#### [EXERCISE PROMPT]
In the material below, lay out as a Markdown table with columns "Row" and "Entry" the lines running from the line with "FancyBboxPatch shape [48,274,100,303]" up to and including the line with "Bar [267,175,279,223]". Number each row, put each line in the Entry column, and leave out blank lines.

#### [DATA FOR THIS EXERCISE]
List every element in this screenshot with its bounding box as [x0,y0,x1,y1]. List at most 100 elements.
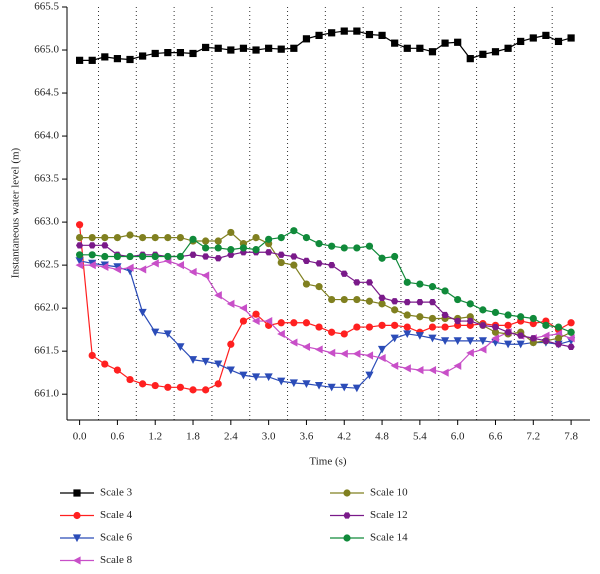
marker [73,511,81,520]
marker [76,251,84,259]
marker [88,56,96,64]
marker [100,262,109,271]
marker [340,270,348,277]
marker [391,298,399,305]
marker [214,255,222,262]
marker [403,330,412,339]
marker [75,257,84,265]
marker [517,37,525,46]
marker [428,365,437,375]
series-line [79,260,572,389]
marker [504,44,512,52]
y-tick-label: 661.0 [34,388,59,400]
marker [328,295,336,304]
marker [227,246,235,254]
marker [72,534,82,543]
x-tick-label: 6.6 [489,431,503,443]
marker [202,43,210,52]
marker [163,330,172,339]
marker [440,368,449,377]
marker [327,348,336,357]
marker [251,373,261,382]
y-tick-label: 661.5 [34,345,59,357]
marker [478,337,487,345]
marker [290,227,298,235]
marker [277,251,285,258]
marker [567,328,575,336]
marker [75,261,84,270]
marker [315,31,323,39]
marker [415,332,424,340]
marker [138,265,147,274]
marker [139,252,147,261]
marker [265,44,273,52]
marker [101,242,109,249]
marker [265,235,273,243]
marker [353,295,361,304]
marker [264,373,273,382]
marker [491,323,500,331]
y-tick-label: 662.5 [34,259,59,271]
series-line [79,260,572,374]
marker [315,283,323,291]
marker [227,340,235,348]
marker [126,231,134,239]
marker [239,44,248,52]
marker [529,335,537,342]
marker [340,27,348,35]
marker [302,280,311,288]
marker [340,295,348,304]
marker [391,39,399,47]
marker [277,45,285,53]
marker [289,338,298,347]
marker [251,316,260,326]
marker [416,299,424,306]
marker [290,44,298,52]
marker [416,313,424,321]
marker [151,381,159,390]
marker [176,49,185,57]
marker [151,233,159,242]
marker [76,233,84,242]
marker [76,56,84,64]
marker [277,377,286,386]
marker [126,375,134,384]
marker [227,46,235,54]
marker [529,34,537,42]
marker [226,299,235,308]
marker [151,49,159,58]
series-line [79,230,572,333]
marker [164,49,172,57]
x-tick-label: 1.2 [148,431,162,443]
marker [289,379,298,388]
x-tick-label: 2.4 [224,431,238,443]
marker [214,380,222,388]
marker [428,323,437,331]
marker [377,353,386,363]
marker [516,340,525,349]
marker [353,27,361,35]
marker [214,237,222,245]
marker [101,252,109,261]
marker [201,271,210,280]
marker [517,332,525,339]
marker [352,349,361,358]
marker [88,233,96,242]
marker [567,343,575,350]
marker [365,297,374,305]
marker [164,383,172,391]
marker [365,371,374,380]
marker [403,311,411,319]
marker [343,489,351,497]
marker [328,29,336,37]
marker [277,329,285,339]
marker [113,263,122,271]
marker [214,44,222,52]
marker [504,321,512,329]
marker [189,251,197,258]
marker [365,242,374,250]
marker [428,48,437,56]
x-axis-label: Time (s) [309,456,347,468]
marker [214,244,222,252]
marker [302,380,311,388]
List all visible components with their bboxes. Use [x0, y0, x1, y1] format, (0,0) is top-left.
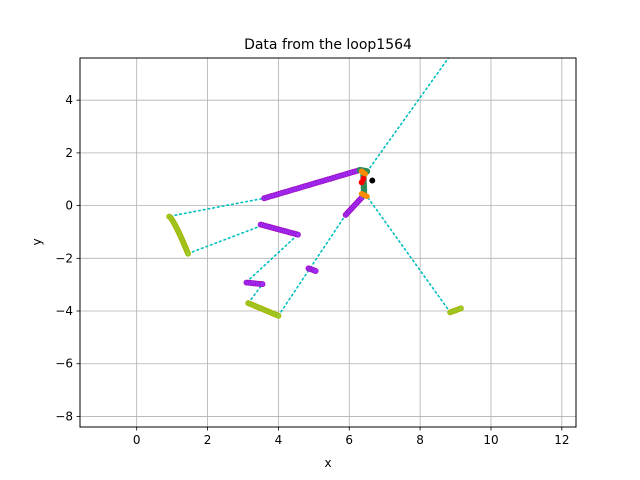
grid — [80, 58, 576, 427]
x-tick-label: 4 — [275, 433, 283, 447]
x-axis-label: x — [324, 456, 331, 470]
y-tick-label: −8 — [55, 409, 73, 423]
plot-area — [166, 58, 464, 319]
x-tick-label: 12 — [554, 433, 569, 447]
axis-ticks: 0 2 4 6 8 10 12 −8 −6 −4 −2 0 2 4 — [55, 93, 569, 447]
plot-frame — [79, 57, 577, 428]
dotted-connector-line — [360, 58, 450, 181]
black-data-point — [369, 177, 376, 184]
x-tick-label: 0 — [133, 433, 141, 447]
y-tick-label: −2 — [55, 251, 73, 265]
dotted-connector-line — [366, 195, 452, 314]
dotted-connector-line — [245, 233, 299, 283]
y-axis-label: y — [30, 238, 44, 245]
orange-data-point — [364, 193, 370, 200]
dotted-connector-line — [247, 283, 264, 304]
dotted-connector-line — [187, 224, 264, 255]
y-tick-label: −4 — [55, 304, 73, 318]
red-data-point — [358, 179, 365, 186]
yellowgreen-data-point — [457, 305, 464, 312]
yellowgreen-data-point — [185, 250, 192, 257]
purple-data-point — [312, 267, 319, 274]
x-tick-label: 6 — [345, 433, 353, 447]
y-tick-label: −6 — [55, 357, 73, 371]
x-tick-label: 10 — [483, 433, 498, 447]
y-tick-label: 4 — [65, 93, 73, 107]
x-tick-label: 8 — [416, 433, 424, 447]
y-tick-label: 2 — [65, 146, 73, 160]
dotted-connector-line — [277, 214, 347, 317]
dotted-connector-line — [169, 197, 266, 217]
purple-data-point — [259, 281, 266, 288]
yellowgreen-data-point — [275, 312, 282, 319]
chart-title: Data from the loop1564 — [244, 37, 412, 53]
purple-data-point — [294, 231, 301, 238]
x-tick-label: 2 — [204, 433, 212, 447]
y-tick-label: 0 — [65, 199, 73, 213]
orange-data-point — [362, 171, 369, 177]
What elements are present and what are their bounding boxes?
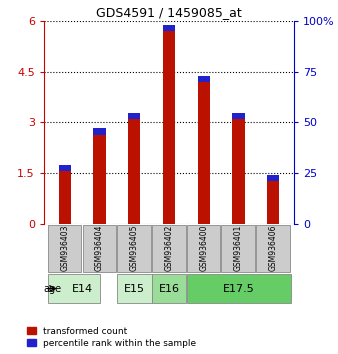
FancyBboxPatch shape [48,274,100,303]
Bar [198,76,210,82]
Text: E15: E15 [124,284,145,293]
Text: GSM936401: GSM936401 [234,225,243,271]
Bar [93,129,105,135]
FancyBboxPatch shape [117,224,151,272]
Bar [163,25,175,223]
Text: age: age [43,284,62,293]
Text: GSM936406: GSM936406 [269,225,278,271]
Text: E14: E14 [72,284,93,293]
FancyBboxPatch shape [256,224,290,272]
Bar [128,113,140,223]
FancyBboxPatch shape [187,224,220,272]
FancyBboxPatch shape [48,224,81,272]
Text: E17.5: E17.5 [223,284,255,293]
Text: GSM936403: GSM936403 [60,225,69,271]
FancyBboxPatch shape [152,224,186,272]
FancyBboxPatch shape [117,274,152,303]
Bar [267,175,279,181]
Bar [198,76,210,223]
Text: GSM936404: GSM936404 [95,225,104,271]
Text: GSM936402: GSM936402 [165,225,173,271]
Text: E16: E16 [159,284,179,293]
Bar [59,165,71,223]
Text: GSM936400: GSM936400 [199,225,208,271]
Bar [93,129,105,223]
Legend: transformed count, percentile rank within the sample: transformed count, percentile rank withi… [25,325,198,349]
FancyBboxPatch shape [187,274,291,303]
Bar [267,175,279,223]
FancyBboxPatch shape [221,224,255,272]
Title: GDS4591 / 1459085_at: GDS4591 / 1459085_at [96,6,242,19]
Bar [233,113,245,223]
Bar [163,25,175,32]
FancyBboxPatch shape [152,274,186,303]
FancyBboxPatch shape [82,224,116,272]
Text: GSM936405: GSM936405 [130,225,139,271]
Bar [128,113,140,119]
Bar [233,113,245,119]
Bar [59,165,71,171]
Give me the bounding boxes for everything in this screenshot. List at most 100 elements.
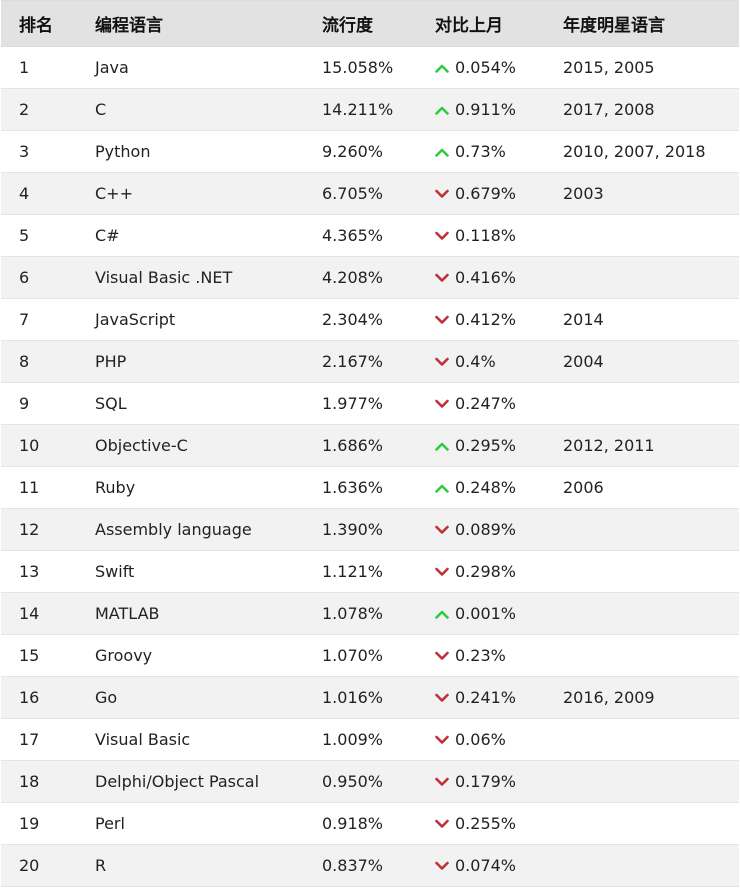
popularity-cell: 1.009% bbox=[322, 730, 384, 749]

#### [RESPONSE TO THE TASK]
| Row | Entry |
|---|---|
| 1 | FancyBboxPatch shape [48,274,100,303] |
| 2 | Bar [198,76,210,82] |
| 3 | Text: E15: E15 [124,284,145,293] |
| 4 | Text: GSM936401: GSM936401 [234,225,243,271] |
| 5 | Bar [93,129,105,135] |
| 6 | FancyBboxPatch shape [117,224,151,272] |
| 7 | Bar [163,25,175,223] |
| 8 | Text: age: age [43,284,62,293] |
| 9 | Text: GSM936406: GSM936406 [269,225,278,271] |
| 10 | Text: E14: E14 [72,284,93,293] |
| 11 | FancyBboxPatch shape [256,224,290,272] |
| 12 | Bar [128,113,140,223] |
| 13 | FancyBboxPatch shape [187,224,220,272] |
| 14 | FancyBboxPatch shape [48,224,81,272] |
| 15 | Text: E17.5: E17.5 [223,284,255,293] |
| 16 | Text: GSM936403: GSM936403 [60,225,69,271] |
| 17 | FancyBboxPatch shape [152,224,186,272] |
| 18 | FancyBboxPatch shape [117,274,152,303] |
| 19 | Bar [267,175,279,181] |
| 20 | Bar [198,76,210,223] |
| 21 | Text: GSM936404: GSM936404 [95,225,104,271] |
| 22 | Text: GSM936402: GSM936402 [165,225,173,271] |
| 23 | Text: E16: E16 [159,284,179,293] |
| 24 | Bar [59,165,71,223] |
| 25 | Text: GSM936400: GSM936400 [199,225,208,271] |
| 26 | Bar [93,129,105,223] |
| 27 | Legend: transformed count, percentile rank within the sample: transformed count, percentile rank withi… [25,325,198,349] |
| 28 | FancyBboxPatch shape [187,274,291,303] |
| 29 | Bar [267,175,279,223] |